### TASK STATEMENT
Set down each record exactly as written.

----

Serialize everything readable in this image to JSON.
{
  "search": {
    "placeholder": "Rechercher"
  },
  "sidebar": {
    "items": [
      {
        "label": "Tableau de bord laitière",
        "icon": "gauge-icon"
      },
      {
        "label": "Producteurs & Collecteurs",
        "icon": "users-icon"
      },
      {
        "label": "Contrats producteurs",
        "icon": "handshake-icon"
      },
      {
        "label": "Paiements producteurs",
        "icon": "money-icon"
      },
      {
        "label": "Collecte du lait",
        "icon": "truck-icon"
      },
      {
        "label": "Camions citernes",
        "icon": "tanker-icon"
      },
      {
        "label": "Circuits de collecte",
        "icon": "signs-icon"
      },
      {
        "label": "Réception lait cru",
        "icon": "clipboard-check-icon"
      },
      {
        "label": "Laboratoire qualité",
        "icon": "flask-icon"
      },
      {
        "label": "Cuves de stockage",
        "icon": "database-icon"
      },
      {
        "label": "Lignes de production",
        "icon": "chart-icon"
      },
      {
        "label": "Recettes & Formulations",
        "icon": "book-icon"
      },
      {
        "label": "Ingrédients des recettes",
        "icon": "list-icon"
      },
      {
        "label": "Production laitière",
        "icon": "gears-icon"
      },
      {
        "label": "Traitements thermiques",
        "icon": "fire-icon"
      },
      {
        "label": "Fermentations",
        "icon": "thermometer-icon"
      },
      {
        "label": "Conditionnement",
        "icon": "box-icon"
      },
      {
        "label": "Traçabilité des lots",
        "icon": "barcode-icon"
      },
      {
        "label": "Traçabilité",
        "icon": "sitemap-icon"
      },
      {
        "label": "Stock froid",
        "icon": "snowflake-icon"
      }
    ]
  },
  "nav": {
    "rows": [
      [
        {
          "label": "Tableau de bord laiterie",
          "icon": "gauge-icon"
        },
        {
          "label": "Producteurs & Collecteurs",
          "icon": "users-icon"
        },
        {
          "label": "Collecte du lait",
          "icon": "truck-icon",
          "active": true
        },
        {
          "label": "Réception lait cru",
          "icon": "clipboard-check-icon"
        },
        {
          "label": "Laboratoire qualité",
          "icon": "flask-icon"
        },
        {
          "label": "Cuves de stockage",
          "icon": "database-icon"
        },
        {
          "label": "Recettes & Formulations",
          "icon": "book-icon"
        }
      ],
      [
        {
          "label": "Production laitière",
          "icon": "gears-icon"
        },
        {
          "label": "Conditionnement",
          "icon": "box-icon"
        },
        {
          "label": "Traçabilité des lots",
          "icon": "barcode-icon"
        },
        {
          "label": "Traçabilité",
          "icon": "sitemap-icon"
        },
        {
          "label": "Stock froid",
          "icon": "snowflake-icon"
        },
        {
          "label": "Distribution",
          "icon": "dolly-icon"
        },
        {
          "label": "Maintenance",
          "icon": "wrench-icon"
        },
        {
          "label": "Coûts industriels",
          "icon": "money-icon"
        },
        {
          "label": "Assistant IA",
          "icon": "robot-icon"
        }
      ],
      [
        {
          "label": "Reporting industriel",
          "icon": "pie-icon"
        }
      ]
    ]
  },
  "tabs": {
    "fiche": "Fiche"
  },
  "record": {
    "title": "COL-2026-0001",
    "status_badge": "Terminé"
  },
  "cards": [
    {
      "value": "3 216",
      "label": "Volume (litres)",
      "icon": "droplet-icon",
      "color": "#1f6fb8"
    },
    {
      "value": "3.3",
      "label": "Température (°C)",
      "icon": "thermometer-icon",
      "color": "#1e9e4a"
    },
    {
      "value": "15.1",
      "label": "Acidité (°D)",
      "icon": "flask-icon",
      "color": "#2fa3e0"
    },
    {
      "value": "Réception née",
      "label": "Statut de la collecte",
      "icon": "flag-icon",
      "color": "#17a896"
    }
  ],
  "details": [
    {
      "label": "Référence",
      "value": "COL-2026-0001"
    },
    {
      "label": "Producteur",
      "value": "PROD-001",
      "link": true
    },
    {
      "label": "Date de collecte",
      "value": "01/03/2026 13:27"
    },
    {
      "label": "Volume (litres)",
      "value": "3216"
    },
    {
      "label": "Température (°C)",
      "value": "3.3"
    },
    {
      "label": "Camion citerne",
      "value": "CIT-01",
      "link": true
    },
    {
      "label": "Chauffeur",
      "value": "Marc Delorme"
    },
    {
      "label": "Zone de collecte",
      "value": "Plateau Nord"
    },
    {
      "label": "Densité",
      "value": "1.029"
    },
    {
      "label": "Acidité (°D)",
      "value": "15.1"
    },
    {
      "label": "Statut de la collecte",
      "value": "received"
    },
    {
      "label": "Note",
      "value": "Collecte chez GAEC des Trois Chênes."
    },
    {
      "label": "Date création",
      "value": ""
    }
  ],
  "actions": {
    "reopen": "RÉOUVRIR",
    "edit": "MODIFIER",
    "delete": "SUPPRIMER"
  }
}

----

### RESPONSE
Serialize everything readable in this image to JSON.
{
  "search": {
    "placeholder": "Rechercher"
  },
  "sidebar": {
    "items": [
      {
        "label": "Tableau de bord laitière",
        "icon": "gauge-icon"
      },
      {
        "label": "Producteurs & Collecteurs",
        "icon": "users-icon"
      },
      {
        "label": "Contrats producteurs",
        "icon": "handshake-icon"
      },
      {
        "label": "Paiements producteurs",
        "icon": "money-icon"
      },
      {
        "label": "Collecte du lait",
        "icon": "truck-icon"
      },
      {
        "label": "Camions citernes",
        "icon": "tanker-icon"
      },
      {
        "label": "Circuits de collecte",
        "icon": "signs-icon"
      },
      {
        "label": "Réception lait cru",
        "icon": "clipboard-check-icon"
      },
      {
        "label": "Laboratoire qualité",
        "icon": "flask-icon"
      },
      {
        "label": "Cuves de stockage",
        "icon": "database-icon"
      },
      {
        "label": "Lignes de production",
        "icon": "chart-icon"
      },
      {
        "label": "Recettes & Formulations",
        "icon": "book-icon"
      },
      {
        "label": "Ingrédients des recettes",
        "icon": "list-icon"
      },
      {
        "label": "Production laitière",
        "icon": "gears-icon"
      },
      {
        "label": "Traitements thermiques",
        "icon": "fire-icon"
      },
      {
        "label": "Fermentations",
        "icon": "thermometer-icon"
      },
      {
        "label": "Conditionnement",
        "icon": "box-icon"
      },
      {
        "label": "Traçabilité des lots",
        "icon": "barcode-icon"
      },
      {
        "label": "Traçabilité",
        "icon": "sitemap-icon"
      },
      {
        "label": "Stock froid",
        "icon": "snowflake-icon"
      }
    ]
  },
  "nav": {
    "rows": [
      [
        {
          "label": "Tableau de bord laiterie",
          "icon": "gauge-icon"
        },
        {
          "label": "Producteurs & Collecteurs",
          "icon": "users-icon"
        },
        {
          "label": "Collecte du lait",
          "icon": "truck-icon",
          "active": true
        },
        {
          "label": "Réception lait cru",
          "icon": "clipboard-check-icon"
        },
        {
          "label": "Laboratoire qualité",
          "icon": "flask-icon"
        },
        {
          "label": "Cuves de stockage",
          "icon": "database-icon"
        },
        {
          "label": "Recettes & Formulations",
          "icon": "book-icon"
        }
      ],
      [
        {
          "label": "Production laitière",
          "icon": "gears-icon"
        },
        {
          "label": "Conditionnement",
          "icon": "box-icon"
        },
        {
          "label": "Traçabilité des lots",
          "icon": "barcode-icon"
        },
        {
          "label": "Traçabilité",
          "icon": "sitemap-icon"
        },
        {
          "label": "Stock froid",
          "icon": "snowflake-icon"
        },
        {
          "label": "Distribution",
          "icon": "dolly-icon"
        },
        {
          "label": "Maintenance",
          "icon": "wrench-icon"
        },
        {
          "label": "Coûts industriels",
          "icon": "money-icon"
        },
        {
          "label": "Assistant IA",
          "icon": "robot-icon"
        }
      ],
      [
        {
          "label": "Reporting industriel",
          "icon": "pie-icon"
        }
      ]
    ]
  },
  "tabs": {
    "fiche": "Fiche"
  },
  "record": {
    "title": "COL-2026-0001",
    "status_badge": "Terminé"
  },
  "cards": [
    {
      "value": "3 216",
      "label": "Volume (litres)",
      "icon": "droplet-icon",
      "color": "#1f6fb8"
    },
    {
      "value": "3.3",
      "label": "Température (°C)",
      "icon": "thermometer-icon",
      "color": "#1e9e4a"
    },
    {
      "value": "15.1",
      "label": "Acidité (°D)",
      "icon": "flask-icon",
      "color": "#2fa3e0"
    },
    {
      "value": "Réception née",
      "label": "Statut de la collecte",
      "icon": "flag-icon",
      "color": "#17a896"
    }
  ],
  "details": [
    {
      "label": "Référence",
      "value": "COL-2026-0001"
    },
    {
      "label": "Producteur",
      "value": "PROD-001",
      "link": true
    },
    {
      "label": "Date de collecte",
      "value": "01/03/2026 13:27"
    },
    {
      "label": "Volume (litres)",
      "value": "3216"
    },
    {
      "label": "Température (°C)",
      "value": "3.3"
    },
    {
      "label": "Camion citerne",
      "value": "CIT-01",
      "link": true
    },
    {
      "label": "Chauffeur",
      "value": "Marc Delorme"
    },
    {
      "label": "Zone de collecte",
      "value": "Plateau Nord"
    },
    {
      "label": "Densité",
      "value": "1.029"
    },
    {
      "label": "Acidité (°D)",
      "value": "15.1"
    },
    {
      "label": "Statut de la collecte",
      "value": "received"
    },
    {
      "label": "Note",
      "value": "Collecte chez GAEC des Trois Chênes."
    },
    {
      "label": "Date création",
      "value": ""
    }
  ],
  "actions": {
    "reopen": "RÉOUVRIR",
    "edit": "MODIFIER",
    "delete": "SUPPRIMER"
  }
}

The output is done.